- Task material -
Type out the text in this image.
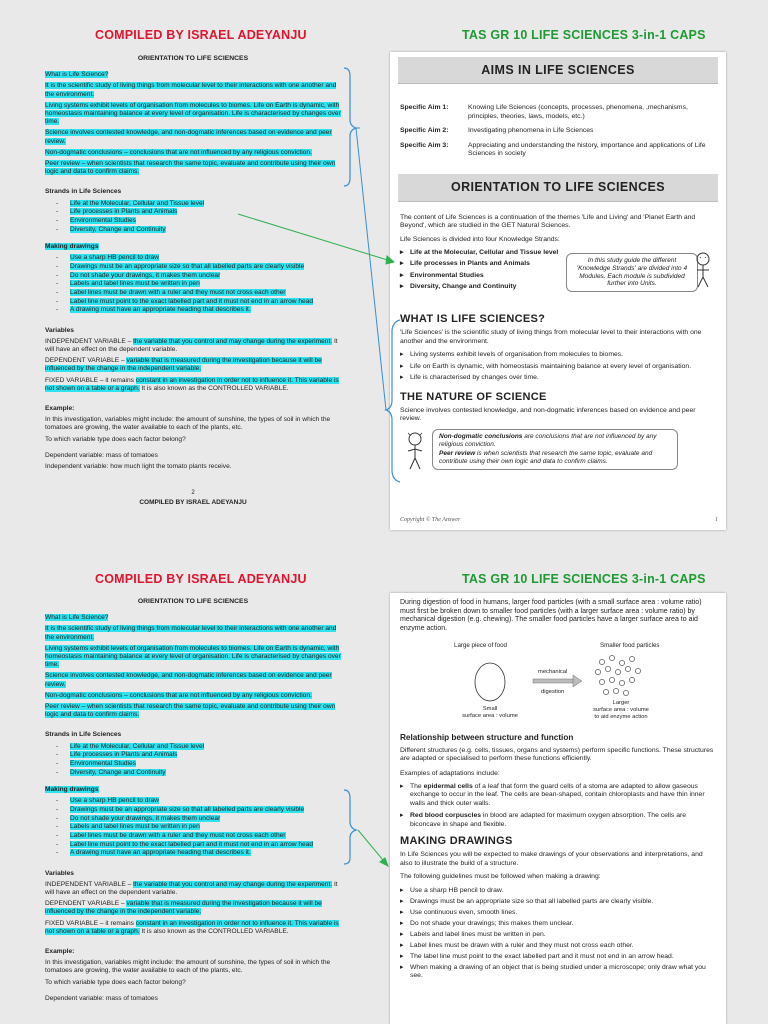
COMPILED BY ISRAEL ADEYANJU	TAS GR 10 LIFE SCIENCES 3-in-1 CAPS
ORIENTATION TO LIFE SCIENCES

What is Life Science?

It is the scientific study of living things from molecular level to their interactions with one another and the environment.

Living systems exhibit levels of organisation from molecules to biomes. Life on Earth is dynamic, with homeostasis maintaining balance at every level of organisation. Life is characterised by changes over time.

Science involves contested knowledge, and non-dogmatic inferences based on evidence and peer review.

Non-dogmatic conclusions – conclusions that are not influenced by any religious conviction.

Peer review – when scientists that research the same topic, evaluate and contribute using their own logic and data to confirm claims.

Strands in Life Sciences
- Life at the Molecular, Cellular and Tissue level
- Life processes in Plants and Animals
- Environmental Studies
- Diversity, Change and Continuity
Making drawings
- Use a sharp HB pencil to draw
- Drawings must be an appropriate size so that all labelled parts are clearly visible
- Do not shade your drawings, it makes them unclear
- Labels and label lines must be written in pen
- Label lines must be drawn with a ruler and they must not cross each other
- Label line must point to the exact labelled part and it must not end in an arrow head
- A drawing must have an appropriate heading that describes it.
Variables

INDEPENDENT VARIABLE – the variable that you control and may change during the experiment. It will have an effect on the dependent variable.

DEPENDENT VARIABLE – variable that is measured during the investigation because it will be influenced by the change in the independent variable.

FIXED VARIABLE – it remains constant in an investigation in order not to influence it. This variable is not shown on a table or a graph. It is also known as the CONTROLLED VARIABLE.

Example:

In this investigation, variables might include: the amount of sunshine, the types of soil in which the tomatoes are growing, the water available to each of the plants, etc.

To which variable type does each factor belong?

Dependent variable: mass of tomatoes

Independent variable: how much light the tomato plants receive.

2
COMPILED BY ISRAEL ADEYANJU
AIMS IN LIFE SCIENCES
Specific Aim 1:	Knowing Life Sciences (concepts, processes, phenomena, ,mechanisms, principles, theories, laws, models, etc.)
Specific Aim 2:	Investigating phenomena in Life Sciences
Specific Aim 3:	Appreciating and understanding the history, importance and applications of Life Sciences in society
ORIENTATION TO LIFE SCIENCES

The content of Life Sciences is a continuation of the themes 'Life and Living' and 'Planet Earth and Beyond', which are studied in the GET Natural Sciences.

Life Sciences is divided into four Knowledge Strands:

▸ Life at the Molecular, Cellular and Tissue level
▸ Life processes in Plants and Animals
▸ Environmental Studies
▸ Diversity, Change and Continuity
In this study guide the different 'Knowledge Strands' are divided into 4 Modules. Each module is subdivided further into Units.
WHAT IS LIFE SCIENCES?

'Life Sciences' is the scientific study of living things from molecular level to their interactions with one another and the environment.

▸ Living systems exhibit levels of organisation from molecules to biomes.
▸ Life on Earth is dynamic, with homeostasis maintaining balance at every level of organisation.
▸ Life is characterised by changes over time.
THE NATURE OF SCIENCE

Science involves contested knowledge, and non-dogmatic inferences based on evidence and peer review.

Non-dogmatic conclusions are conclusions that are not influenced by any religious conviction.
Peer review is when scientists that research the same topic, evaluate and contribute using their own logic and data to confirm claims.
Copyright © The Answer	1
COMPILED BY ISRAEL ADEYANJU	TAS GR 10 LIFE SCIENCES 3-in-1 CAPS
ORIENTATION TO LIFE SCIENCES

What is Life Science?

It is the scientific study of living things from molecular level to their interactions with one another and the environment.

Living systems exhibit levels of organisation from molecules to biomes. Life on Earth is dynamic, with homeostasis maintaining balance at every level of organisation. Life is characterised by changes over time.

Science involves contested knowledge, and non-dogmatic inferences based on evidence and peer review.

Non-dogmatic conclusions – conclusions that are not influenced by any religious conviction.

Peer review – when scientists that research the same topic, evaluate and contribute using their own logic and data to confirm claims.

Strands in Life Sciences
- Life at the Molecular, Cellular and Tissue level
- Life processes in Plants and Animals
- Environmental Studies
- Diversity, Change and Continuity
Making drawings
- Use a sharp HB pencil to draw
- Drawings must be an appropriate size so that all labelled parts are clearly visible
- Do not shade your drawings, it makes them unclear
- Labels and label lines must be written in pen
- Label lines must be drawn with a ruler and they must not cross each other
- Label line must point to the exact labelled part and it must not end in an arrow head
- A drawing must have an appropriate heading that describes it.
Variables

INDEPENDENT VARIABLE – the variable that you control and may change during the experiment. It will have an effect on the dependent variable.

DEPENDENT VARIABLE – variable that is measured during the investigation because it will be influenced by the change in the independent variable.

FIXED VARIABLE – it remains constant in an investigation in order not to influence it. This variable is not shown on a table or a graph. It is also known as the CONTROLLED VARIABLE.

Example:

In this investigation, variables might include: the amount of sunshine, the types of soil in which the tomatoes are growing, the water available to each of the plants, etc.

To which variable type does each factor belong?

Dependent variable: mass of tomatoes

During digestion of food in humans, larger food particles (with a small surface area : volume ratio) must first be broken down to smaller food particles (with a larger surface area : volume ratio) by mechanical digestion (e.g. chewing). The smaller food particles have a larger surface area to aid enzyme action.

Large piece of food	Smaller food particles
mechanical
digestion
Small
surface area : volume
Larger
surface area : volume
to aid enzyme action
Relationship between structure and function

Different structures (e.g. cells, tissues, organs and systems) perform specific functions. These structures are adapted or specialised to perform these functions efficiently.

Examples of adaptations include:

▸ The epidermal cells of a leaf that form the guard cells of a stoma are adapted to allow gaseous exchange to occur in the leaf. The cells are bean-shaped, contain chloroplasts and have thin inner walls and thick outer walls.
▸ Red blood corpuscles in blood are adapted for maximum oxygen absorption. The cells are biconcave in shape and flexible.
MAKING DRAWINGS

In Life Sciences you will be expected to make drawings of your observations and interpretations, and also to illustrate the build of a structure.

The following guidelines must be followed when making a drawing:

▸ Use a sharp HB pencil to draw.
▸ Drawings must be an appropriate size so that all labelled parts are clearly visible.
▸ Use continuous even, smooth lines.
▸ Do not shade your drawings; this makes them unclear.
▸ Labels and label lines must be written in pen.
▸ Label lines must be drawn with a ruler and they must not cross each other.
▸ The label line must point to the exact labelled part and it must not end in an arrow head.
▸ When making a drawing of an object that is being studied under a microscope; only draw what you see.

- Exercise requirements -
Pictures stay out; the data above is to be returned exactly.

- Solution to this task -
Type out the text in this image.
COMPILED BY ISRAEL ADEYANJU	TAS GR 10 LIFE SCIENCES 3-in-1 CAPS
ORIENTATION TO LIFE SCIENCES

What is Life Science?

It is the scientific study of living things from molecular level to their interactions with one another and the environment.

Living systems exhibit levels of organisation from molecules to biomes. Life on Earth is dynamic, with homeostasis maintaining balance at every level of organisation. Life is characterised by changes over time.

Science involves contested knowledge, and non-dogmatic inferences based on evidence and peer review.

Non-dogmatic conclusions – conclusions that are not influenced by any religious conviction.

Peer review – when scientists that research the same topic, evaluate and contribute using their own logic and data to confirm claims.

Strands in Life Sciences
- Life at the Molecular, Cellular and Tissue level
- Life processes in Plants and Animals
- Environmental Studies
- Diversity, Change and Continuity
Making drawings
- Use a sharp HB pencil to draw
- Drawings must be an appropriate size so that all labelled parts are clearly visible
- Do not shade your drawings, it makes them unclear
- Labels and label lines must be written in pen
- Label lines must be drawn with a ruler and they must not cross each other
- Label line must point to the exact labelled part and it must not end in an arrow head
- A drawing must have an appropriate heading that describes it.
Variables

INDEPENDENT VARIABLE – the variable that you control and may change during the experiment. It will have an effect on the dependent variable.

DEPENDENT VARIABLE – variable that is measured during the investigation because it will be influenced by the change in the independent variable.

FIXED VARIABLE – it remains constant in an investigation in order not to influence it. This variable is not shown on a table or a graph. It is also known as the CONTROLLED VARIABLE.

Example:

In this investigation, variables might include: the amount of sunshine, the types of soil in which the tomatoes are growing, the water available to each of the plants, etc.

To which variable type does each factor belong?

Dependent variable: mass of tomatoes

Independent variable: how much light the tomato plants receive.

2
COMPILED BY ISRAEL ADEYANJU
AIMS IN LIFE SCIENCES
Specific Aim 1:	Knowing Life Sciences (concepts, processes, phenomena, ,mechanisms, principles, theories, laws, models, etc.)
Specific Aim 2:	Investigating phenomena in Life Sciences
Specific Aim 3:	Appreciating and understanding the history, importance and applications of Life Sciences in society
ORIENTATION TO LIFE SCIENCES

The content of Life Sciences is a continuation of the themes 'Life and Living' and 'Planet Earth and Beyond', which are studied in the GET Natural Sciences.

Life Sciences is divided into four Knowledge Strands:

▸ Life at the Molecular, Cellular and Tissue level
▸ Life processes in Plants and Animals
▸ Environmental Studies
▸ Diversity, Change and Continuity
In this study guide the different 'Knowledge Strands' are divided into 4 Modules. Each module is subdivided further into Units.
WHAT IS LIFE SCIENCES?

'Life Sciences' is the scientific study of living things from molecular level to their interactions with one another and the environment.

▸ Living systems exhibit levels of organisation from molecules to biomes.
▸ Life on Earth is dynamic, with homeostasis maintaining balance at every level of organisation.
▸ Life is characterised by changes over time.
THE NATURE OF SCIENCE

Science involves contested knowledge, and non-dogmatic inferences based on evidence and peer review.

Non-dogmatic conclusions are conclusions that are not influenced by any religious conviction.
Peer review is when scientists that research the same topic, evaluate and contribute using their own logic and data to confirm claims.
Copyright © The Answer	1
COMPILED BY ISRAEL ADEYANJU	TAS GR 10 LIFE SCIENCES 3-in-1 CAPS
ORIENTATION TO LIFE SCIENCES

What is Life Science?

It is the scientific study of living things from molecular level to their interactions with one another and the environment.

Living systems exhibit levels of organisation from molecules to biomes. Life on Earth is dynamic, with homeostasis maintaining balance at every level of organisation. Life is characterised by changes over time.

Science involves contested knowledge, and non-dogmatic inferences based on evidence and peer review.

Non-dogmatic conclusions – conclusions that are not influenced by any religious conviction.

Peer review – when scientists that research the same topic, evaluate and contribute using their own logic and data to confirm claims.

Strands in Life Sciences
- Life at the Molecular, Cellular and Tissue level
- Life processes in Plants and Animals
- Environmental Studies
- Diversity, Change and Continuity
Making drawings
- Use a sharp HB pencil to draw
- Drawings must be an appropriate size so that all labelled parts are clearly visible
- Do not shade your drawings, it makes them unclear
- Labels and label lines must be written in pen
- Label lines must be drawn with a ruler and they must not cross each other
- Label line must point to the exact labelled part and it must not end in an arrow head
- A drawing must have an appropriate heading that describes it.
Variables

INDEPENDENT VARIABLE – the variable that you control and may change during the experiment. It will have an effect on the dependent variable.

DEPENDENT VARIABLE – variable that is measured during the investigation because it will be influenced by the change in the independent variable.

FIXED VARIABLE – it remains constant in an investigation in order not to influence it. This variable is not shown on a table or a graph. It is also known as the CONTROLLED VARIABLE.

Example:

In this investigation, variables might include: the amount of sunshine, the types of soil in which the tomatoes are growing, the water available to each of the plants, etc.

To which variable type does each factor belong?

Dependent variable: mass of tomatoes

During digestion of food in humans, larger food particles (with a small surface area : volume ratio) must first be broken down to smaller food particles (with a larger surface area : volume ratio) by mechanical digestion (e.g. chewing). The smaller food particles have a larger surface area to aid enzyme action.

Large piece of food	Smaller food particles
mechanical
digestion
Small
surface area : volume
Larger
surface area : volume
to aid enzyme action
Relationship between structure and function

Different structures (e.g. cells, tissues, organs and systems) perform specific functions. These structures are adapted or specialised to perform these functions efficiently.

Examples of adaptations include:

▸ The epidermal cells of a leaf that form the guard cells of a stoma are adapted to allow gaseous exchange to occur in the leaf. The cells are bean-shaped, contain chloroplasts and have thin inner walls and thick outer walls.
▸ Red blood corpuscles in blood are adapted for maximum oxygen absorption. The cells are biconcave in shape and flexible.
MAKING DRAWINGS

In Life Sciences you will be expected to make drawings of your observations and interpretations, and also to illustrate the build of a structure.

The following guidelines must be followed when making a drawing:

▸ Use a sharp HB pencil to draw.
▸ Drawings must be an appropriate size so that all labelled parts are clearly visible.
▸ Use continuous even, smooth lines.
▸ Do not shade your drawings; this makes them unclear.
▸ Labels and label lines must be written in pen.
▸ Label lines must be drawn with a ruler and they must not cross each other.
▸ The label line must point to the exact labelled part and it must not end in an arrow head.
▸ When making a drawing of an object that is being studied under a microscope; only draw what you see.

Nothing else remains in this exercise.